Beneath this sentence is a set of records; write each of them out exactly.

[Begin]

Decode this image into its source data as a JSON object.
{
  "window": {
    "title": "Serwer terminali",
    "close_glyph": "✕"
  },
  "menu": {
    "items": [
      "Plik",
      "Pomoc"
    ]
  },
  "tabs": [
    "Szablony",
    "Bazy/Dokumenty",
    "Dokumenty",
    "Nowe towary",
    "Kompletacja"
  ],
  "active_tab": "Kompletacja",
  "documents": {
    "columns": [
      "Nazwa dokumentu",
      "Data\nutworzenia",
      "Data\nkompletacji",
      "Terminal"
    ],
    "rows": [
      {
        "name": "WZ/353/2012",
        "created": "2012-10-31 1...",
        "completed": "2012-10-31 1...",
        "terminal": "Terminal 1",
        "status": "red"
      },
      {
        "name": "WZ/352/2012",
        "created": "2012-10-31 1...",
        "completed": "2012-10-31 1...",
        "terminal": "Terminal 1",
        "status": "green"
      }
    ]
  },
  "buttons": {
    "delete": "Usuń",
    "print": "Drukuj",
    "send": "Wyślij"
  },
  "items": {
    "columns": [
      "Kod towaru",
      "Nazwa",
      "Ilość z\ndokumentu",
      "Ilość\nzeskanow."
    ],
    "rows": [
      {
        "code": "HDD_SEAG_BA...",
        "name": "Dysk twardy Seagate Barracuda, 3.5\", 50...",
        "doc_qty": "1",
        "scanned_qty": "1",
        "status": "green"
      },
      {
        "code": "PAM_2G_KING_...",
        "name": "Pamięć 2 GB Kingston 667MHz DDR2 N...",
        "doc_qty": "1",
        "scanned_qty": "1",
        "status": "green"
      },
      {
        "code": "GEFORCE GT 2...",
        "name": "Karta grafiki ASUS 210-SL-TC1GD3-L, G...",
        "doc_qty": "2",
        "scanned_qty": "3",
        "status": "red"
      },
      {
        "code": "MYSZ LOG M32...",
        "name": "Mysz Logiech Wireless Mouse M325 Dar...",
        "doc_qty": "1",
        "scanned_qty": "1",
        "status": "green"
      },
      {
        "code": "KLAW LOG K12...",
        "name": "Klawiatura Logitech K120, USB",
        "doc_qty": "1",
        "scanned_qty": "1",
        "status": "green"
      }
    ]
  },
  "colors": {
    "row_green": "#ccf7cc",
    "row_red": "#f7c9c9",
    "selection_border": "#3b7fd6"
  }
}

[End]

_Answer to the exercise_.
Decode this image into its source data as a JSON object.
{
  "window": {
    "title": "Serwer terminali",
    "close_glyph": "✕"
  },
  "menu": {
    "items": [
      "Plik",
      "Pomoc"
    ]
  },
  "tabs": [
    "Szablony",
    "Bazy/Dokumenty",
    "Dokumenty",
    "Nowe towary",
    "Kompletacja"
  ],
  "active_tab": "Kompletacja",
  "documents": {
    "columns": [
      "Nazwa dokumentu",
      "Data\nutworzenia",
      "Data\nkompletacji",
      "Terminal"
    ],
    "rows": [
      {
        "name": "WZ/353/2012",
        "created": "2012-10-31 1...",
        "completed": "2012-10-31 1...",
        "terminal": "Terminal 1",
        "status": "red"
      },
      {
        "name": "WZ/352/2012",
        "created": "2012-10-31 1...",
        "completed": "2012-10-31 1...",
        "terminal": "Terminal 1",
        "status": "green"
      }
    ]
  },
  "buttons": {
    "delete": "Usuń",
    "print": "Drukuj",
    "send": "Wyślij"
  },
  "items": {
    "columns": [
      "Kod towaru",
      "Nazwa",
      "Ilość z\ndokumentu",
      "Ilość\nzeskanow."
    ],
    "rows": [
      {
        "code": "HDD_SEAG_BA...",
        "name": "Dysk twardy Seagate Barracuda, 3.5\", 50...",
        "doc_qty": "1",
        "scanned_qty": "1",
        "status": "green"
      },
      {
        "code": "PAM_2G_KING_...",
        "name": "Pamięć 2 GB Kingston 667MHz DDR2 N...",
        "doc_qty": "1",
        "scanned_qty": "1",
        "status": "green"
      },
      {
        "code": "GEFORCE GT 2...",
        "name": "Karta grafiki ASUS 210-SL-TC1GD3-L, G...",
        "doc_qty": "2",
        "scanned_qty": "3",
        "status": "red"
      },
      {
        "code": "MYSZ LOG M32...",
        "name": "Mysz Logiech Wireless Mouse M325 Dar...",
        "doc_qty": "1",
        "scanned_qty": "1",
        "status": "green"
      },
      {
        "code": "KLAW LOG K12...",
        "name": "Klawiatura Logitech K120, USB",
        "doc_qty": "1",
        "scanned_qty": "1",
        "status": "green"
      }
    ]
  },
  "colors": {
    "row_green": "#ccf7cc",
    "row_red": "#f7c9c9",
    "selection_border": "#3b7fd6"
  }
}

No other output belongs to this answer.